(WRITTEN INSTRUCTION A): Print the entries line for line, starting at their first line and ending at the line that contains "309, 430, 435]".

(TEXT SHOWN):

++++++

Photo Credit: Himalayan Expeditions
Mount Kilimanjaro – Tanzania: Reaching 19,340 feet into the sky, Mount Kilimanjaro is Africa’s highest peak. Believe it or not, this trek is possible for even the most inexperienced of climbers and requires no special equipment, (which is one of the reasons why 35,000 people climb it every year). Backpacker magazine describes it as a “volcanic hulk [that’s] so massive that it supports five distinct eco-zones, from the banana trees growing at its base to the glaciers draping its upper slopes. … After 27 miles of climbing, you’ll watch Kili’s pyramidal shadow disappear as dawn spreads across an auburn sea of savanna that’s home to lions, elephants and more.”
Photo Credit: Mount Kilimanjaro Porters
Paine Circuit Trek – Chile: If you want the view of a lifetime, look no further than Chile’s Torres del Paine Circuit. One of the most popular ways to experience Patagonia, the 75-mile hike offers surreal panoramas of icy lakes, blue glaciers, mountains and forests. Most people opt for the three or four day “W” route rather than the full five to eight day circuit.
Photo Credit: Wanderlust
Roan Highlands – United States: Ranked No. 23 in National Geographic’s “50 Best American Adventures,” Roan Highlands consists of a 48-mile stretch of the Appalachian Trail between the Nolichucky River and U.S. Highway 19E. This area is known for its breathtaking views and rhododendrons, and contains the largest expanse of “bales” (openings in the forest along ridges and mountaintops), in the Appalachian range.
Photo Credi: Fine Art America
Superior Hiking Trail – United States: Named one of the five best hikes in America by Readers Digest in May 2005, the 275-mile Superior Hiking Trail overlooks Lake Superior and passes through forests of birch, aspen, pine, fir and cedar. Highlights include rushing waterfalls and a plethora of wildlife.

++++++

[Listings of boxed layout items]
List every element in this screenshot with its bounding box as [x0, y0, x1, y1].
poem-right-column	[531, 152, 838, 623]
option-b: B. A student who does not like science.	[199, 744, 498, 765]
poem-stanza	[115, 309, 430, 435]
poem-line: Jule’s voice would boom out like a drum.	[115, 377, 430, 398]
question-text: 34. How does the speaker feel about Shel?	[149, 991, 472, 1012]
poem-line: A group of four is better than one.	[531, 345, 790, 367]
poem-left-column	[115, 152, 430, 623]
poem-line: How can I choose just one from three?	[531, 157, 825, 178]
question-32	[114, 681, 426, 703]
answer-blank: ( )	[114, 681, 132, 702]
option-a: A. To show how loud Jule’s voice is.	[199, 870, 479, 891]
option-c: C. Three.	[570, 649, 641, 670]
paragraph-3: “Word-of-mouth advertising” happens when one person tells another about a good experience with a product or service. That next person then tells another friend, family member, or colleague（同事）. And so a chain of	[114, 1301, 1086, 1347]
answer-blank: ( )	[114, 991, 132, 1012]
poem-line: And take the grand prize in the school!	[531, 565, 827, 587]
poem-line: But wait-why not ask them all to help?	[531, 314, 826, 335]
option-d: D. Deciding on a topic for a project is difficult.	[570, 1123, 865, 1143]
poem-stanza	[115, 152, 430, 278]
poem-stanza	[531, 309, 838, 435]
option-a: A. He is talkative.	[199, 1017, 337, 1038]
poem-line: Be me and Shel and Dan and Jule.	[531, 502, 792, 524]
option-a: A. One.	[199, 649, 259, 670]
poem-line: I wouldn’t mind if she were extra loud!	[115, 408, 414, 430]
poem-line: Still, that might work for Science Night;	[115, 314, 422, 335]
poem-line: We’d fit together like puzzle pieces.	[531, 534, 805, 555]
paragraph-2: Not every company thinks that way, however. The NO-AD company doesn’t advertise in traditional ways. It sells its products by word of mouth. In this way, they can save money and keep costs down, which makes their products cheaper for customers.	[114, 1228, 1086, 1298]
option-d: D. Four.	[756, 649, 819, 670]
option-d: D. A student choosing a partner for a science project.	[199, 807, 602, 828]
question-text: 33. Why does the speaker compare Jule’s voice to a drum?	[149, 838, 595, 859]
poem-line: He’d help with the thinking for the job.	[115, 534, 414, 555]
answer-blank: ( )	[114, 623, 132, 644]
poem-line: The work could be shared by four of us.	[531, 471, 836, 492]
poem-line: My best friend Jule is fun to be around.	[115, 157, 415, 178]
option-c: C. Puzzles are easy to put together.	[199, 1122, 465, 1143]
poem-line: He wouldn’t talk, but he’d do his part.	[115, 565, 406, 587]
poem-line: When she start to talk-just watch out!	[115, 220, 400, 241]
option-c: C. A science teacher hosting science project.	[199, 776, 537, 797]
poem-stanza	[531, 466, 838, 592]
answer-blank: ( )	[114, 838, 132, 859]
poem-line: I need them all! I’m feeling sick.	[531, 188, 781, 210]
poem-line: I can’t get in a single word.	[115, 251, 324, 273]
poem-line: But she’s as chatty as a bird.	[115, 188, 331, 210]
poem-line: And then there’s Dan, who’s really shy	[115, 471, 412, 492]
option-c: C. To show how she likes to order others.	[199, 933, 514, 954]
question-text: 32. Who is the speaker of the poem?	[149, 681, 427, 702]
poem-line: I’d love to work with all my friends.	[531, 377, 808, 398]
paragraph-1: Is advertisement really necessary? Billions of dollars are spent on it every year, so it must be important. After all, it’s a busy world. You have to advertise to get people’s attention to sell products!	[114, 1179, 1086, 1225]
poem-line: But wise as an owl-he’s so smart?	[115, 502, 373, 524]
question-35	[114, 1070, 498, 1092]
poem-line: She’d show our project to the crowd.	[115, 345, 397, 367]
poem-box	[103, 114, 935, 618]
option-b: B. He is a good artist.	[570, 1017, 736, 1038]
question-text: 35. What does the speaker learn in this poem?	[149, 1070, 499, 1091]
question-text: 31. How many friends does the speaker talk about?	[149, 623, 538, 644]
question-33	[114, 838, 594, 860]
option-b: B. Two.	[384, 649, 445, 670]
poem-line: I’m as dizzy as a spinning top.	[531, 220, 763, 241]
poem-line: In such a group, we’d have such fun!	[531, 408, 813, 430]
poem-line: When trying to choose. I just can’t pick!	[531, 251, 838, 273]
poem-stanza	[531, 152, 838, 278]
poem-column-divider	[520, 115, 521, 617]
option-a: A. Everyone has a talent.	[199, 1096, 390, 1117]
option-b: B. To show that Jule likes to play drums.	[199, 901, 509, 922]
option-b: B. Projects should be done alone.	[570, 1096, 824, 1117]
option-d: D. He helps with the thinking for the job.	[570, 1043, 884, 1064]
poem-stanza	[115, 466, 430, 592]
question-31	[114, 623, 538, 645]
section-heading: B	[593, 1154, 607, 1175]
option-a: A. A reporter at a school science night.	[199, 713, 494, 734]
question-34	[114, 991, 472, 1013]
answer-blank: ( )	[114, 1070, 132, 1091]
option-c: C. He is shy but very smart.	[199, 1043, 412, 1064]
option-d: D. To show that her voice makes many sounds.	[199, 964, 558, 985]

++++++

(WRITTEN INSTRUCTION B): Name each hike described in the hiking text, along with the country given for it.

(TASK OUTPUT A):
List every element in this screenshot with its bounding box as [x0, y0, x1, y1].
poem-right-column	[531, 152, 838, 623]
option-b: B. A student who does not like science.	[199, 744, 498, 765]
poem-stanza	[115, 309, 430, 435]

(TASK OUTPUT B):
- Mount Kilimanjaro: Tanzania
- Paine Circuit Trek: Chile
- Roan Highlands: United States
- Superior Hiking Trail: United States